---- Records supplied

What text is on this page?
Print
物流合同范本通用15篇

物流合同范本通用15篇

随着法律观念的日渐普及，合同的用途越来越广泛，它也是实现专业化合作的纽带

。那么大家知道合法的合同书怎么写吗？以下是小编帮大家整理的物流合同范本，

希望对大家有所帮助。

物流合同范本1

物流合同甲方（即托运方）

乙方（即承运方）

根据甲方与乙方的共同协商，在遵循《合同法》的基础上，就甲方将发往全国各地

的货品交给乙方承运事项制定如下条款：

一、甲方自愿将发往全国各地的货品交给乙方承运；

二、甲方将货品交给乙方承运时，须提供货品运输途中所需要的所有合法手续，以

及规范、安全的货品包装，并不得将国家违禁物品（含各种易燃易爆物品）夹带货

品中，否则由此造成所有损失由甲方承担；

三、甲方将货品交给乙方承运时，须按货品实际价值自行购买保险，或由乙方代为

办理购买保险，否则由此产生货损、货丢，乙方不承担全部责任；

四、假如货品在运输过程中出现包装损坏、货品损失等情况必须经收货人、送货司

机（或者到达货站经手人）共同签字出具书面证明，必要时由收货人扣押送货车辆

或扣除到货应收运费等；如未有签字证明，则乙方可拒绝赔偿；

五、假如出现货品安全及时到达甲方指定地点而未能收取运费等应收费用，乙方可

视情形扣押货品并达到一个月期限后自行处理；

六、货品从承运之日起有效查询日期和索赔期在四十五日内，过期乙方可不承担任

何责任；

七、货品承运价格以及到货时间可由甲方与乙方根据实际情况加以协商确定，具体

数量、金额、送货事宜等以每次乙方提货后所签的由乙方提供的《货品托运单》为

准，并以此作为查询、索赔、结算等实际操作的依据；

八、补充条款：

--------

◆ **Directions for this task**
Report how many lines above hold the string "甲方将货品交给乙方承运时", giving nothing but the number.

◆ **The output**
2